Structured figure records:
•••••

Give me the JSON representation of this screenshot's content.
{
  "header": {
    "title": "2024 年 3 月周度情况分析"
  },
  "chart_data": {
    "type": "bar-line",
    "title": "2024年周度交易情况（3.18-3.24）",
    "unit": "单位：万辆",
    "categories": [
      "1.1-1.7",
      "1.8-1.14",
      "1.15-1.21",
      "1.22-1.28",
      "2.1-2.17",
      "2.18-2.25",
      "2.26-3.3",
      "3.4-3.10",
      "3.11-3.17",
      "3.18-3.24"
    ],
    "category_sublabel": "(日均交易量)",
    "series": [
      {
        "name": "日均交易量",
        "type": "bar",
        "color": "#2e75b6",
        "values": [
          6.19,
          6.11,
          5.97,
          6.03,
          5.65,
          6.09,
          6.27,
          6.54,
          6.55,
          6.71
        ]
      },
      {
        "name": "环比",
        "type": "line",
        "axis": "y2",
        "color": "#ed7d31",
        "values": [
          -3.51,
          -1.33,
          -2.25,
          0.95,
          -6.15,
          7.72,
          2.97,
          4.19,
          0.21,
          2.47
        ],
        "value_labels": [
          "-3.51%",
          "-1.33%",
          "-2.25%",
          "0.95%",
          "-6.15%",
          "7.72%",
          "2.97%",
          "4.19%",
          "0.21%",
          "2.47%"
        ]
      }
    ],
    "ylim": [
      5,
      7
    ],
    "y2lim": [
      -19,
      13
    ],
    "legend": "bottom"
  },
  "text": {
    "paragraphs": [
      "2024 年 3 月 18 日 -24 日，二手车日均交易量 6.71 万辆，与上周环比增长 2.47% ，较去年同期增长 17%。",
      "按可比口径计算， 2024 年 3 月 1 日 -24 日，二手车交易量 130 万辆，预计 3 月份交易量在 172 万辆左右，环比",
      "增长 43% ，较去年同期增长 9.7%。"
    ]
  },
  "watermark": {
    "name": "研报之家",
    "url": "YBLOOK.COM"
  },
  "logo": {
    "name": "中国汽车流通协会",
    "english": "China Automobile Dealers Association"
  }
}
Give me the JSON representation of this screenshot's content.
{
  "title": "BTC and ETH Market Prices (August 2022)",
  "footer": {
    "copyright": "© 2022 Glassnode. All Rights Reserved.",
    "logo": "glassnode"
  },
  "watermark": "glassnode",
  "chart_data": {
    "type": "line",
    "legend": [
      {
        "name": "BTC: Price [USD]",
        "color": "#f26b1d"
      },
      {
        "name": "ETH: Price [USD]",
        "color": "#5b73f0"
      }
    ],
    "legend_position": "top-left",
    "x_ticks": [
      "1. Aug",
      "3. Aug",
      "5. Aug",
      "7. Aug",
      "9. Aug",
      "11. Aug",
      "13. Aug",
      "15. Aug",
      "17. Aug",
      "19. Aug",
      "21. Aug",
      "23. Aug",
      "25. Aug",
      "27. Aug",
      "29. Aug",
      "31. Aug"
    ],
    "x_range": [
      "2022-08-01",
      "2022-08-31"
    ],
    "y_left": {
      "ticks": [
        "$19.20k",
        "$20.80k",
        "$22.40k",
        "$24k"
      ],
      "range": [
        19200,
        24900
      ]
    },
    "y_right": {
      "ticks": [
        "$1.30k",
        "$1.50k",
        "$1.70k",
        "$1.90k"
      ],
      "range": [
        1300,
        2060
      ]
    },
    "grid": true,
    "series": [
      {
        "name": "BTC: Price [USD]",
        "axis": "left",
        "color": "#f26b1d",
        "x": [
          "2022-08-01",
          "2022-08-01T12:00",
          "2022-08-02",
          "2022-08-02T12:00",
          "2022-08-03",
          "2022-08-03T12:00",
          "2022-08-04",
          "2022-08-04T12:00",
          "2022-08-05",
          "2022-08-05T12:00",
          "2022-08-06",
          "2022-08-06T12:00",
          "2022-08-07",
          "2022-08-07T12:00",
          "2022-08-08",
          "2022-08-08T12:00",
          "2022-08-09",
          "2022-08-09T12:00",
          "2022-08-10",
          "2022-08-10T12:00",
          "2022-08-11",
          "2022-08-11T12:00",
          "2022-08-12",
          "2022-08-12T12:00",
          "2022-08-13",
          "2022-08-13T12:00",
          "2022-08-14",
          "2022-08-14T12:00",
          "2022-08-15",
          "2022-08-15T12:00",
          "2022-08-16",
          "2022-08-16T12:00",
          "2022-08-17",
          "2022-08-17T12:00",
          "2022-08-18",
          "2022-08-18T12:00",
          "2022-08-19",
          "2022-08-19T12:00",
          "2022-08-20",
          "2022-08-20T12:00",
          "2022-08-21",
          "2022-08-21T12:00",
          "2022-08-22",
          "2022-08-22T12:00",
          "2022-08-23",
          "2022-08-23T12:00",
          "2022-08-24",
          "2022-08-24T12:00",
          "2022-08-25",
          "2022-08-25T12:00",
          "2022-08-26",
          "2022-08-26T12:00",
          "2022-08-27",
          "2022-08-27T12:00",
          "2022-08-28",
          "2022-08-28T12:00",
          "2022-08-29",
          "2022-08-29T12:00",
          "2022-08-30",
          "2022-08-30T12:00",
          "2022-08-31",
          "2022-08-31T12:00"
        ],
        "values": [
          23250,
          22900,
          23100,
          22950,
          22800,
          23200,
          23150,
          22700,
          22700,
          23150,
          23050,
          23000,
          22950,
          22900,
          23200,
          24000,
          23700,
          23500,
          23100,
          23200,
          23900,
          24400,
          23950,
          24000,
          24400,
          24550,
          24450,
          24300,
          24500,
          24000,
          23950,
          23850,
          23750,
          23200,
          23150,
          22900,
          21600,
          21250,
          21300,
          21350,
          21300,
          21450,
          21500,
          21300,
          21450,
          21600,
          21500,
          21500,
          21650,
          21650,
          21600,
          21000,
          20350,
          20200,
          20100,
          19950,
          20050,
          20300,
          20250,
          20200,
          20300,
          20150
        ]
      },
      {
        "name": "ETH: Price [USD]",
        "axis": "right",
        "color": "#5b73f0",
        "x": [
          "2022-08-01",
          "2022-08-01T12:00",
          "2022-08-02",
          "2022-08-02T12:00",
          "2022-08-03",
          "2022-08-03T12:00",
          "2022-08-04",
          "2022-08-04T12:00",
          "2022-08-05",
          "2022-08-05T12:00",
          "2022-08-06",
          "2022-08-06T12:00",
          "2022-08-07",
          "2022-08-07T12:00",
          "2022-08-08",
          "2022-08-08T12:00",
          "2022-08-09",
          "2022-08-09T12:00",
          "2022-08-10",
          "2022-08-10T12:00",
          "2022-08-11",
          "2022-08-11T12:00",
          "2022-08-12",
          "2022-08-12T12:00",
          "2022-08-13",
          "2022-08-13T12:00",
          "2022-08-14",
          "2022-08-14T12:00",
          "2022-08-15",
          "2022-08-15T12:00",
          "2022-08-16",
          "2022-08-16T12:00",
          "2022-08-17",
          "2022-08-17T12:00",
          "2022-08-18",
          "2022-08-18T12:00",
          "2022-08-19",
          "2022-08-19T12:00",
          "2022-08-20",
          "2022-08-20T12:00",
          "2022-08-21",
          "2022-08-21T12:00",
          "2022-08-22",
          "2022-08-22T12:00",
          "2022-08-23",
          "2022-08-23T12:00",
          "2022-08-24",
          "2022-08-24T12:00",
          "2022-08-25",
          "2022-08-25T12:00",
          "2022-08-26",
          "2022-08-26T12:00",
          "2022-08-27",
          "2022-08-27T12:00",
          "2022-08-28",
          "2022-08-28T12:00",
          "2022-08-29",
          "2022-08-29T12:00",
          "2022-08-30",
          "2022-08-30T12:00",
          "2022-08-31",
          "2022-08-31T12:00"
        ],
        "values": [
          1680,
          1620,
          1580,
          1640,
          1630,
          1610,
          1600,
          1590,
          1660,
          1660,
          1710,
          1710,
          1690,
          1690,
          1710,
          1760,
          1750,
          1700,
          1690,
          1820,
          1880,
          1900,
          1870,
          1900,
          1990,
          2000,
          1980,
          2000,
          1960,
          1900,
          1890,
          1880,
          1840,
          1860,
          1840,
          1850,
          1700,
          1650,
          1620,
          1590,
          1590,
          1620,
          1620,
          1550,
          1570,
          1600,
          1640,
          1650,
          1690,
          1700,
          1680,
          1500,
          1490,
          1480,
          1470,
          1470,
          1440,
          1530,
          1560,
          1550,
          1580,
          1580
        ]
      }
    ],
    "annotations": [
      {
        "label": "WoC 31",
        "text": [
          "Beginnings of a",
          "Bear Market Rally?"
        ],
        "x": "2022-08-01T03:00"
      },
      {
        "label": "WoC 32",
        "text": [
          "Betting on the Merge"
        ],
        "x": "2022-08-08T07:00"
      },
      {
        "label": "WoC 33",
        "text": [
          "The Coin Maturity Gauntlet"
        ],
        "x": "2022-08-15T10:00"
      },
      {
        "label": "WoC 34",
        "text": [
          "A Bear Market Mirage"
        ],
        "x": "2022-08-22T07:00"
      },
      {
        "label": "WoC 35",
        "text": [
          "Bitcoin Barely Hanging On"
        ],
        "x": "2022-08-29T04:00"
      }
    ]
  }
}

•••••

» **Problem**: Report back each line of the entries that holds the string "Market".

» **Exercise answer**:
  "title": "BTC and ETH Market Prices (August 2022)",
          "Bear Market Rally?"
          "A Bear Market Mirage"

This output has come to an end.